TASK MATERIAL:
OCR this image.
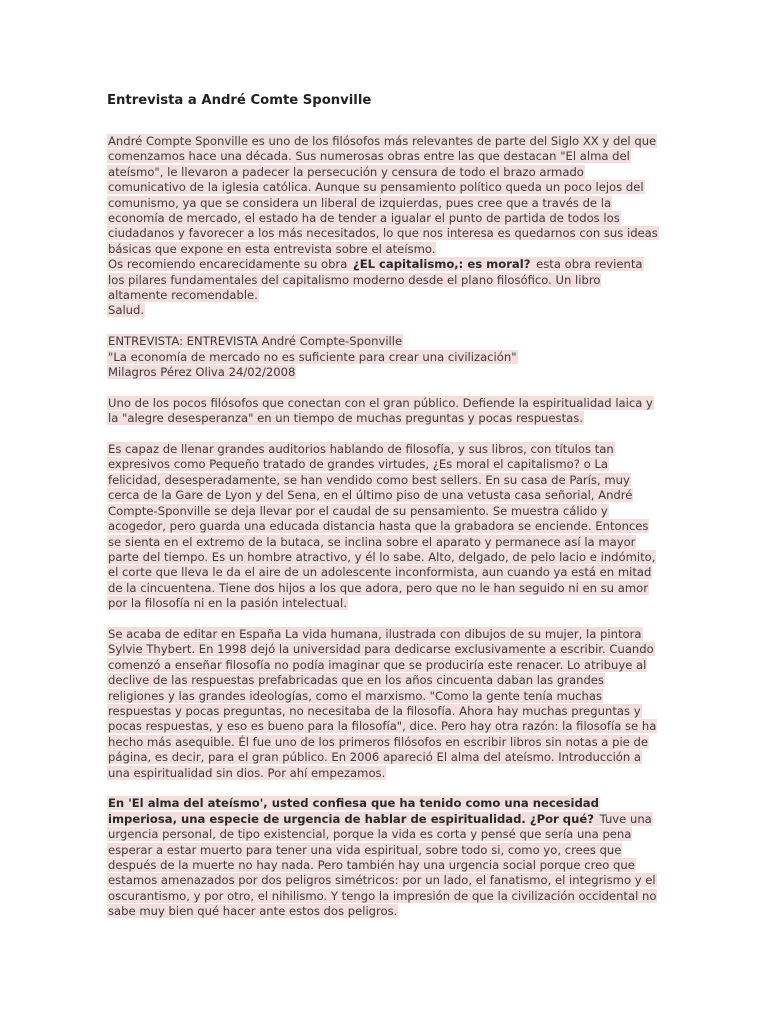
Entrevista a André Comte Sponville
André Compte Sponville es uno de los filósofos más relevantes de parte del Siglo XX y del que comenzamos hace una década. Sus numerosas obras entre las que destacan "El alma del ateísmo", le llevaron a padecer la persecución y censura de todo el brazo armado comunicativo de la iglesia católica. Aunque su pensamiento político queda un poco lejos del comunismo, ya que se considera un liberal de izquierdas, pues cree que a través de la economía de mercado, el estado ha de tender a igualar el punto de partida de todos los ciudadanos y favorecer a los más necesitados, lo que nos interesa es quedarnos con sus ideas básicas que expone en esta entrevista sobre el ateísmo.
Os recomiendo encarecidamente su obra ¿EL capitalismo,: es moral? esta obra revienta los pilares fundamentales del capitalismo moderno desde el plano filosófico. Un libro altamente recomendable.
Salud.
ENTREVISTA: ENTREVISTA André Compte-Sponville
"La economía de mercado no es suficiente para crear una civilización"
Milagros Pérez Oliva 24/02/2008
Uno de los pocos filósofos que conectan con el gran público. Defiende la espiritualidad laica y la "alegre desesperanza" en un tiempo de muchas preguntas y pocas respuestas.
Es capaz de llenar grandes auditorios hablando de filosofía, y sus libros, con títulos tan expresivos como Pequeño tratado de grandes virtudes, ¿Es moral el capitalismo? o La felicidad, desesperadamente, se han vendido como best sellers. En su casa de París, muy cerca de la Gare de Lyon y del Sena, en el último piso de una vetusta casa señorial, André Compte-Sponville se deja llevar por el caudal de su pensamiento. Se muestra cálido y acogedor, pero guarda una educada distancia hasta que la grabadora se enciende. Entonces se sienta en el extremo de la butaca, se inclina sobre el aparato y permanece así la mayor parte del tiempo. Es un hombre atractivo, y él lo sabe. Alto, delgado, de pelo lacio e indómito, el corte que lleva le da el aire de un adolescente inconformista, aun cuando ya está en mitad de la cincuentena. Tiene dos hijos a los que adora, pero que no le han seguido ni en su amor por la filosofía ni en la pasión intelectual.
Se acaba de editar en España La vida humana, ilustrada con dibujos de su mujer, la pintora Sylvie Thybert. En 1998 dejó la universidad para dedicarse exclusivamente a escribir. Cuando comenzó a enseñar filosofía no podía imaginar que se produciría este renacer. Lo atribuye al declive de las respuestas prefabricadas que en los años cincuenta daban las grandes religiones y las grandes ideologías, como el marxismo. "Como la gente tenía muchas respuestas y pocas preguntas, no necesitaba de la filosofía. Ahora hay muchas preguntas y pocas respuestas, y eso es bueno para la filosofía", dice. Pero hay otra razón: la filosofía se ha hecho más asequible. Él fue uno de los primeros filósofos en escribir libros sin notas a pie de página, es decir, para el gran público. En 2006 apareció El alma del ateísmo. Introducción a una espiritualidad sin dios. Por ahí empezamos.
En 'El alma del ateísmo', usted confiesa que ha tenido como una necesidad imperiosa, una especie de urgencia de hablar de espiritualidad. ¿Por qué? Tuve una urgencia personal, de tipo existencial, porque la vida es corta y pensé que sería una pena esperar a estar muerto para tener una vida espiritual, sobre todo si, como yo, crees que después de la muerte no hay nada. Pero también hay una urgencia social porque creo que estamos amenazados por dos peligros simétricos: por un lado, el fanatismo, el integrismo y el oscurantismo, y por otro, el nihilismo. Y tengo la impresión de que la civilización occidental no sabe muy bien qué hacer ante estos dos peligros.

CHALLENGE:
Identify each line in the entries with the word "libros" and copy it.

ANSWER TO THIS TASK:
Es capaz de llenar grandes auditorios hablando de filosofía, y sus libros, con títulos tan expresivos como Pequeño tratado de grandes virtudes, ¿Es moral el capitalismo? o La felicidad, desesperadamente, se han vendido como best sellers. En su casa de París, muy cerca de la Gare de Lyon y del Sena, en el último piso de una vetusta casa señorial, André Compte-Sponville se deja llevar por el caudal de su pensamiento. Se muestra cálido y acogedor, pero guarda una educada distancia hasta que la grabadora se enciende. Entonces se sienta en el extremo de la butaca, se inclina sobre el aparato y permanece así la mayor parte del tiempo. Es un hombre atractivo, y él lo sabe. Alto, delgado, de pelo lacio e indómito, el corte que lleva le da el aire de un adolescente inconformista, aun cuando ya está en mitad de la cincuentena. Tiene dos hijos a los que adora, pero que no le han seguido ni en su amor por la filosofía ni en la pasión intelectual.
Se acaba de editar en España La vida humana, ilustrada con dibujos de su mujer, la pintora Sylvie Thybert. En 1998 dejó la universidad para dedicarse exclusivamente a escribir. Cuando comenzó a enseñar filosofía no podía imaginar que se produciría este renacer. Lo atribuye al declive de las respuestas prefabricadas que en los años cincuenta daban las grandes religiones y las grandes ideologías, como el marxismo. "Como la gente tenía muchas respuestas y pocas preguntas, no necesitaba de la filosofía. Ahora hay muchas preguntas y pocas respuestas, y eso es bueno para la filosofía", dice. Pero hay otra razón: la filosofía se ha hecho más asequible. Él fue uno de los primeros filósofos en escribir libros sin notas a pie de página, es decir, para el gran público. En 2006 apareció El alma del ateísmo. Introducción a una espiritualidad sin dios. Por ahí empezamos.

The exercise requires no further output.